Task prompt: Reproduce each record below exactly as written.

Data section:
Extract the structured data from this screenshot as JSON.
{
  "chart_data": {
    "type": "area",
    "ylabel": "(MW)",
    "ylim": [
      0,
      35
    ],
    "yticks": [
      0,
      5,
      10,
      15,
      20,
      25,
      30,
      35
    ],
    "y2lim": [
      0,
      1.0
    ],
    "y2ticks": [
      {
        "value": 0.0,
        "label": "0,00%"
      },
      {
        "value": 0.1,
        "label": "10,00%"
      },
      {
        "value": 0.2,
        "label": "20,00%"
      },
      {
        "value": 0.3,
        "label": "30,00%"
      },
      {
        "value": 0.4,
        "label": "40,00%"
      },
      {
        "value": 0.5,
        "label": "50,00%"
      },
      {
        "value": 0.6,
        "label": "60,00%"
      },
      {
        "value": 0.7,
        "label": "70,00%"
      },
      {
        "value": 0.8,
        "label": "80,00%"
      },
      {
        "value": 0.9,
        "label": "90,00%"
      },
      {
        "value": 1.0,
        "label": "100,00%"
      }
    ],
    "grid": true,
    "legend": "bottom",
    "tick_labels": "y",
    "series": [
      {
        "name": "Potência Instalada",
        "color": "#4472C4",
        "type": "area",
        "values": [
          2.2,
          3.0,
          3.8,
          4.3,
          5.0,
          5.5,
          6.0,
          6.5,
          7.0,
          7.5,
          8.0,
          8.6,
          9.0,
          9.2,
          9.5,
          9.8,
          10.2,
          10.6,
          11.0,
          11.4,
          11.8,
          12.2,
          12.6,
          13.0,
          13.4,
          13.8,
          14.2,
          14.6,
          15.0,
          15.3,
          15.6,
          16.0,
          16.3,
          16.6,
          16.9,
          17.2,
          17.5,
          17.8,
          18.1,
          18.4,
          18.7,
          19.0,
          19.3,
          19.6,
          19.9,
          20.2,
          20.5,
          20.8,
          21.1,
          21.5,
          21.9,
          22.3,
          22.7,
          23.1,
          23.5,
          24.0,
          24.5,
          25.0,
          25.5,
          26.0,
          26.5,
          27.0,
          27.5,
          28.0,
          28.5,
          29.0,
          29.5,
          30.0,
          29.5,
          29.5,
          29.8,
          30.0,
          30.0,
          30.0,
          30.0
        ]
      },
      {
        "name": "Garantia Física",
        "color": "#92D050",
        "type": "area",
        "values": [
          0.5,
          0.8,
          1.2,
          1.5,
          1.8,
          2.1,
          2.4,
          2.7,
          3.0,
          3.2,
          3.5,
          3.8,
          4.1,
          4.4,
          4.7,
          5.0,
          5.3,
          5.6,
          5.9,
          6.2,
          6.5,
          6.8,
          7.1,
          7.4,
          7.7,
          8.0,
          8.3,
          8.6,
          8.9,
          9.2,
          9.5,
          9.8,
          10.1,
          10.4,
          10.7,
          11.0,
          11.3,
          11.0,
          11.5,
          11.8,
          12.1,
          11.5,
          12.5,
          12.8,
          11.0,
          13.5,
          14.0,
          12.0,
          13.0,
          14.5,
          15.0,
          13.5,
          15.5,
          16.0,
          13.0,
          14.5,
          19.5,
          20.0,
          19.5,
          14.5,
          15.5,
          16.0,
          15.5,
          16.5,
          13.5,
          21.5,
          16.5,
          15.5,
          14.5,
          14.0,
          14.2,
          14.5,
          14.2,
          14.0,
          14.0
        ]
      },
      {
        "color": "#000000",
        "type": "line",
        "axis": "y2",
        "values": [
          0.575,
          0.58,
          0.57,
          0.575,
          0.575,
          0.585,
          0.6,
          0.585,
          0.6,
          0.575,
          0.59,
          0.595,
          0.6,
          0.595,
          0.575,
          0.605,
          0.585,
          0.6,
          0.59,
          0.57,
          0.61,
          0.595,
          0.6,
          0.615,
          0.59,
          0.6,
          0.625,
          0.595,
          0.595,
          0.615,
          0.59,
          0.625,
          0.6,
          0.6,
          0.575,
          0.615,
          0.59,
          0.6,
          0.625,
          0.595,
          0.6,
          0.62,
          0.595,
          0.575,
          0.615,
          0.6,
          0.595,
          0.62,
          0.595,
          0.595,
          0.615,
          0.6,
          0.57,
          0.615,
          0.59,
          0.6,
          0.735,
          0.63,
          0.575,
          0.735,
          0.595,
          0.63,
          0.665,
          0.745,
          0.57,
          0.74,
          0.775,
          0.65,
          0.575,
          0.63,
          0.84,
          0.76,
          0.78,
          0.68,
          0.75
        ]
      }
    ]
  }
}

Solution below:
Extract the structured data from this screenshot as JSON.
{
  "chart_data": {
    "type": "area",
    "ylabel": "(MW)",
    "ylim": [
      0,
      35
    ],
    "yticks": [
      0,
      5,
      10,
      15,
      20,
      25,
      30,
      35
    ],
    "y2lim": [
      0,
      1.0
    ],
    "y2ticks": [
      {
        "value": 0.0,
        "label": "0,00%"
      },
      {
        "value": 0.1,
        "label": "10,00%"
      },
      {
        "value": 0.2,
        "label": "20,00%"
      },
      {
        "value": 0.3,
        "label": "30,00%"
      },
      {
        "value": 0.4,
        "label": "40,00%"
      },
      {
        "value": 0.5,
        "label": "50,00%"
      },
      {
        "value": 0.6,
        "label": "60,00%"
      },
      {
        "value": 0.7,
        "label": "70,00%"
      },
      {
        "value": 0.8,
        "label": "80,00%"
      },
      {
        "value": 0.9,
        "label": "90,00%"
      },
      {
        "value": 1.0,
        "label": "100,00%"
      }
    ],
    "grid": true,
    "legend": "bottom",
    "tick_labels": "y",
    "series": [
      {
        "name": "Potência Instalada",
        "color": "#4472C4",
        "type": "area",
        "values": [
          2.2,
          3.0,
          3.8,
          4.3,
          5.0,
          5.5,
          6.0,
          6.5,
          7.0,
          7.5,
          8.0,
          8.6,
          9.0,
          9.2,
          9.5,
          9.8,
          10.2,
          10.6,
          11.0,
          11.4,
          11.8,
          12.2,
          12.6,
          13.0,
          13.4,
          13.8,
          14.2,
          14.6,
          15.0,
          15.3,
          15.6,
          16.0,
          16.3,
          16.6,
          16.9,
          17.2,
          17.5,
          17.8,
          18.1,
          18.4,
          18.7,
          19.0,
          19.3,
          19.6,
          19.9,
          20.2,
          20.5,
          20.8,
          21.1,
          21.5,
          21.9,
          22.3,
          22.7,
          23.1,
          23.5,
          24.0,
          24.5,
          25.0,
          25.5,
          26.0,
          26.5,
          27.0,
          27.5,
          28.0,
          28.5,
          29.0,
          29.5,
          30.0,
          29.5,
          29.5,
          29.8,
          30.0,
          30.0,
          30.0,
          30.0
        ]
      },
      {
        "name": "Garantia Física",
        "color": "#92D050",
        "type": "area",
        "values": [
          0.5,
          0.8,
          1.2,
          1.5,
          1.8,
          2.1,
          2.4,
          2.7,
          3.0,
          3.2,
          3.5,
          3.8,
          4.1,
          4.4,
          4.7,
          5.0,
          5.3,
          5.6,
          5.9,
          6.2,
          6.5,
          6.8,
          7.1,
          7.4,
          7.7,
          8.0,
          8.3,
          8.6,
          8.9,
          9.2,
          9.5,
          9.8,
          10.1,
          10.4,
          10.7,
          11.0,
          11.3,
          11.0,
          11.5,
          11.8,
          12.1,
          11.5,
          12.5,
          12.8,
          11.0,
          13.5,
          14.0,
          12.0,
          13.0,
          14.5,
          15.0,
          13.5,
          15.5,
          16.0,
          13.0,
          14.5,
          19.5,
          20.0,
          19.5,
          14.5,
          15.5,
          16.0,
          15.5,
          16.5,
          13.5,
          21.5,
          16.5,
          15.5,
          14.5,
          14.0,
          14.2,
          14.5,
          14.2,
          14.0,
          14.0
        ]
      },
      {
        "color": "#000000",
        "type": "line",
        "axis": "y2",
        "values": [
          0.575,
          0.58,
          0.57,
          0.575,
          0.575,
          0.585,
          0.6,
          0.585,
          0.6,
          0.575,
          0.59,
          0.595,
          0.6,
          0.595,
          0.575,
          0.605,
          0.585,
          0.6,
          0.59,
          0.57,
          0.61,
          0.595,
          0.6,
          0.615,
          0.59,
          0.6,
          0.625,
          0.595,
          0.595,
          0.615,
          0.59,
          0.625,
          0.6,
          0.6,
          0.575,
          0.615,
          0.59,
          0.6,
          0.625,
          0.595,
          0.6,
          0.62,
          0.595,
          0.575,
          0.615,
          0.6,
          0.595,
          0.62,
          0.595,
          0.595,
          0.615,
          0.6,
          0.57,
          0.615,
          0.59,
          0.6,
          0.735,
          0.63,
          0.575,
          0.735,
          0.595,
          0.63,
          0.665,
          0.745,
          0.57,
          0.74,
          0.775,
          0.65,
          0.575,
          0.63,
          0.84,
          0.76,
          0.78,
          0.68,
          0.75
        ]
      }
    ]
  }
}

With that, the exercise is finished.